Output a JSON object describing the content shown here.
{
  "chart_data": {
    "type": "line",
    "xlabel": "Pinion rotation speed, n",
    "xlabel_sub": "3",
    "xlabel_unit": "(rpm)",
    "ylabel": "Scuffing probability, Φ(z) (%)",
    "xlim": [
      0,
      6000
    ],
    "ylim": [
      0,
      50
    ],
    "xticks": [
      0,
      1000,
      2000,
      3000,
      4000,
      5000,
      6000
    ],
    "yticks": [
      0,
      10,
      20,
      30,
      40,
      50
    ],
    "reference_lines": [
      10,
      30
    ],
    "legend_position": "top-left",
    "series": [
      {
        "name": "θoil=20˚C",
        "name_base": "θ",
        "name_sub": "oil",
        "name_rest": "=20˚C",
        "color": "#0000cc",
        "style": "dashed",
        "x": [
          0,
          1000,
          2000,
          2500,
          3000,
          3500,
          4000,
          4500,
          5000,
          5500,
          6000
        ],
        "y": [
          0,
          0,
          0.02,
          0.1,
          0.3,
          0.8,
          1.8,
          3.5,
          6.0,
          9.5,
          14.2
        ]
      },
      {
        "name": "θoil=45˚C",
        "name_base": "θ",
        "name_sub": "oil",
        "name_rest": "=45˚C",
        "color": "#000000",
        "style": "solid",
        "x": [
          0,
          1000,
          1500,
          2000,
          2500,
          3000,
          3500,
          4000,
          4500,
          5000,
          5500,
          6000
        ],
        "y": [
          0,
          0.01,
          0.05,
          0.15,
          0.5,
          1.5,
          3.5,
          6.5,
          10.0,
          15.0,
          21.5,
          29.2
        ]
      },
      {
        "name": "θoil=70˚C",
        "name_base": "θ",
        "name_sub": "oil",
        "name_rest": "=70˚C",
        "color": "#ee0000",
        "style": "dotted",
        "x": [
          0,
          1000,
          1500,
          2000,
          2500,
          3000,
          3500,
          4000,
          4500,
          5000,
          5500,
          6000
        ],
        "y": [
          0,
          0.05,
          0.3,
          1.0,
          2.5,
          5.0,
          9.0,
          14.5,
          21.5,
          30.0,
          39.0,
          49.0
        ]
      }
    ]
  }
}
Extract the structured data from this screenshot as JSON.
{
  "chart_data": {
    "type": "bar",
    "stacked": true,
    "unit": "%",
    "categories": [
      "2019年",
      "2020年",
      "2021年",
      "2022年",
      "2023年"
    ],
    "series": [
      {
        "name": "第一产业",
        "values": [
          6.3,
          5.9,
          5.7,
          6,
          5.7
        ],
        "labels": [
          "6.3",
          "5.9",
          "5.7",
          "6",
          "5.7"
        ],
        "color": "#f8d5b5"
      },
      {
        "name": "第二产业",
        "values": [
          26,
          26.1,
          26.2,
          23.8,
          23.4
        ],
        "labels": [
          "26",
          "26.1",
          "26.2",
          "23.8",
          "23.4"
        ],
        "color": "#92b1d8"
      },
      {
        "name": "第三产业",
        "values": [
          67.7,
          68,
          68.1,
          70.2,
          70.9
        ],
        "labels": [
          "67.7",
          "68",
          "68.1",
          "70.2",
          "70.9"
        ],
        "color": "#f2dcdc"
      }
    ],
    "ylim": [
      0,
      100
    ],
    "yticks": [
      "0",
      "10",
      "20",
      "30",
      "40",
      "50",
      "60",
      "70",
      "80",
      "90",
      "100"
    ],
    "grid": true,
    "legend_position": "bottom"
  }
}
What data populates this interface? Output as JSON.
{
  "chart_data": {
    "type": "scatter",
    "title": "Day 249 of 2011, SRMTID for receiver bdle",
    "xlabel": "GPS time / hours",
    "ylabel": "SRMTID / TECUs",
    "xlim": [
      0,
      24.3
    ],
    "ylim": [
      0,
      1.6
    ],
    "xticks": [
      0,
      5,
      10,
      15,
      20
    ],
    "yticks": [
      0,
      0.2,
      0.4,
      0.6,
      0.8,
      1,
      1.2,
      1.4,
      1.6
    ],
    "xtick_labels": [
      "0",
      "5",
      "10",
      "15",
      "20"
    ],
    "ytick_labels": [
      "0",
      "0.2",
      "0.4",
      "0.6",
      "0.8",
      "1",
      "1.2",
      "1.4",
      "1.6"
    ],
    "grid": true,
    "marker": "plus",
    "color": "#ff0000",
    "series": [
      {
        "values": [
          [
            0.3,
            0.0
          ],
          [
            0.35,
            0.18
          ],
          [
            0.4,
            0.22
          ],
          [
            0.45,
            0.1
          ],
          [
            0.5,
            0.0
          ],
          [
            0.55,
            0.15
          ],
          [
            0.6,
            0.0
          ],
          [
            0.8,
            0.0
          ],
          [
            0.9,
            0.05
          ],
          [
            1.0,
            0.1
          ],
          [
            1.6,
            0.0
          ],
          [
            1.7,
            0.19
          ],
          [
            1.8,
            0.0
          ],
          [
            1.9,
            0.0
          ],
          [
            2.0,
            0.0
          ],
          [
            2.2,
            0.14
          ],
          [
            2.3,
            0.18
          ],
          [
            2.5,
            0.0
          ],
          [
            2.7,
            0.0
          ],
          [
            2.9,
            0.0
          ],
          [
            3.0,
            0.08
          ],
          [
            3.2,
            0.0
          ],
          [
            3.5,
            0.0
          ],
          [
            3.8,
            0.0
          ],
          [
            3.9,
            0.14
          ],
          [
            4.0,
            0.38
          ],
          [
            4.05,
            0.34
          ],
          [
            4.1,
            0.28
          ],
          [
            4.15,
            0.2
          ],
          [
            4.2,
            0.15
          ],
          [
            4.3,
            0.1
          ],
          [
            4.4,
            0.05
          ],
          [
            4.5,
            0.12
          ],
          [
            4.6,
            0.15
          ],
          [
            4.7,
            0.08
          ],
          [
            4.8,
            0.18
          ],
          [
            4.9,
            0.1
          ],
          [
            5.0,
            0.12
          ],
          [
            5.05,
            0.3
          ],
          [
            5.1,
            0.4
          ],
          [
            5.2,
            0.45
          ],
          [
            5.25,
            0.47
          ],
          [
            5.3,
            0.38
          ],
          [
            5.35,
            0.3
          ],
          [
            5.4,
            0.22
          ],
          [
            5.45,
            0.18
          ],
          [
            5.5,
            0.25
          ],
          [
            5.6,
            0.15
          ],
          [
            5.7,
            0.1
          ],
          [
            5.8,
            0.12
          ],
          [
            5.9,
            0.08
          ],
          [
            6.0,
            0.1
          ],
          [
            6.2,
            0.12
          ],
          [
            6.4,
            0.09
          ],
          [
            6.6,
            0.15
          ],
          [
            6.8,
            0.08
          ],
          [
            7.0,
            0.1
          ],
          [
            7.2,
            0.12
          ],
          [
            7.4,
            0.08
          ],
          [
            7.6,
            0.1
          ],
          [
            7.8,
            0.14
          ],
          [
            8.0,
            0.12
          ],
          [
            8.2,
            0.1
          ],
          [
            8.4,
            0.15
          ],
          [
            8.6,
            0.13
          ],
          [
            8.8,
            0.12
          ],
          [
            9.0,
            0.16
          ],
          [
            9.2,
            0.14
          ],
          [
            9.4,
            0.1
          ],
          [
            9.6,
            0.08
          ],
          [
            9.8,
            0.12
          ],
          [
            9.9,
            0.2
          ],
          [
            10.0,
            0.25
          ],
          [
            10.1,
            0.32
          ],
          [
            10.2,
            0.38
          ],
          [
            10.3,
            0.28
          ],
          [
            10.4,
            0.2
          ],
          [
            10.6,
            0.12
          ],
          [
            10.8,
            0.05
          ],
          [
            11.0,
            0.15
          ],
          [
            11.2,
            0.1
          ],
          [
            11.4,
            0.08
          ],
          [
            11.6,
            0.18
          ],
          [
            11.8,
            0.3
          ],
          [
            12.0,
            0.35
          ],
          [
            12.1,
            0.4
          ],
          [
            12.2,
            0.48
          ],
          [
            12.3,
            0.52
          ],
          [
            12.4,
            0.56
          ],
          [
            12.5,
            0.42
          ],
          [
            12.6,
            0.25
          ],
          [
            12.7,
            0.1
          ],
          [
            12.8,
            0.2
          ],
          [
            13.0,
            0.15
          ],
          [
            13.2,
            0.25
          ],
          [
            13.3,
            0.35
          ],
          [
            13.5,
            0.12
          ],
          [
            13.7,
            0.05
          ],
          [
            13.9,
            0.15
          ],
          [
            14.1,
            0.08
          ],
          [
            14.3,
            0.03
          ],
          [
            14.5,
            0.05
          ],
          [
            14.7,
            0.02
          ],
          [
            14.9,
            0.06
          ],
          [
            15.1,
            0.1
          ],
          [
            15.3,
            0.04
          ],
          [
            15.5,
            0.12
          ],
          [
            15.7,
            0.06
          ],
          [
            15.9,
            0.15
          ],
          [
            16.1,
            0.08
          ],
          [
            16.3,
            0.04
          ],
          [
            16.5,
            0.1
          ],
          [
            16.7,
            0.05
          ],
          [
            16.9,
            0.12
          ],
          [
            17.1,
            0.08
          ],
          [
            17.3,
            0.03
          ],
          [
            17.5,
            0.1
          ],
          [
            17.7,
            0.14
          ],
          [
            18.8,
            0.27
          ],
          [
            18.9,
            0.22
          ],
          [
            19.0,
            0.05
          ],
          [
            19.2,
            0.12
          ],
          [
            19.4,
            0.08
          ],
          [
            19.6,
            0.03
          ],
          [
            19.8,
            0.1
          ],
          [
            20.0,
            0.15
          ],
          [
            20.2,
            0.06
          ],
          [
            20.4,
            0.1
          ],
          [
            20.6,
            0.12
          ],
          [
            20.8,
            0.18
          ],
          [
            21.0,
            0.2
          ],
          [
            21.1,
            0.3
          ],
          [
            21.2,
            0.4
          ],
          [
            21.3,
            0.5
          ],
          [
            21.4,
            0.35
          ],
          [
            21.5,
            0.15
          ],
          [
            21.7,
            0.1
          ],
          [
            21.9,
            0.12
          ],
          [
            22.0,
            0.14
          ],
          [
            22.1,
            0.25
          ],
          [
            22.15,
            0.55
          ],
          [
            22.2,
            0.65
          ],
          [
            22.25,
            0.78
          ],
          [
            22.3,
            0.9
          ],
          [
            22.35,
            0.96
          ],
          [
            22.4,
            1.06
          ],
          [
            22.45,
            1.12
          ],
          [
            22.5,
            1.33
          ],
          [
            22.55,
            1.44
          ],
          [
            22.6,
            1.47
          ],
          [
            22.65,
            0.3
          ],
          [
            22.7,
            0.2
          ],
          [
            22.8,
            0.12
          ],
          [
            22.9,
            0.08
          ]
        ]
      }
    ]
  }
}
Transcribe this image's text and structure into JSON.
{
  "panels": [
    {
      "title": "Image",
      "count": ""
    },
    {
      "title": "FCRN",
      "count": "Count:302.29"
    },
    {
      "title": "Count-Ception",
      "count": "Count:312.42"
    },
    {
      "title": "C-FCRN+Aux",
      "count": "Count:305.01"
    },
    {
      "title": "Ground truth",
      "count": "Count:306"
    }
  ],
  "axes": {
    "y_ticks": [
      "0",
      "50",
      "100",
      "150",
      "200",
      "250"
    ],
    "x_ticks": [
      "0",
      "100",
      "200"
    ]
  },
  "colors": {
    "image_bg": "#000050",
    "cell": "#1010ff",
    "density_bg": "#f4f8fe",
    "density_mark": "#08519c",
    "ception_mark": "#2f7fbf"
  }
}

■ Instruction
Repeat, without changes, every line from the one that contains "Transcribe this image's" through the final line of the data.

■ Task response
Transcribe this image's text and structure into JSON.
{
  "panels": [
    {
      "title": "Image",
      "count": ""
    },
    {
      "title": "FCRN",
      "count": "Count:302.29"
    },
    {
      "title": "Count-Ception",
      "count": "Count:312.42"
    },
    {
      "title": "C-FCRN+Aux",
      "count": "Count:305.01"
    },
    {
      "title": "Ground truth",
      "count": "Count:306"
    }
  ],
  "axes": {
    "y_ticks": [
      "0",
      "50",
      "100",
      "150",
      "200",
      "250"
    ],
    "x_ticks": [
      "0",
      "100",
      "200"
    ]
  },
  "colors": {
    "image_bg": "#000050",
    "cell": "#1010ff",
    "density_bg": "#f4f8fe",
    "density_mark": "#08519c",
    "ception_mark": "#2f7fbf"
  }
}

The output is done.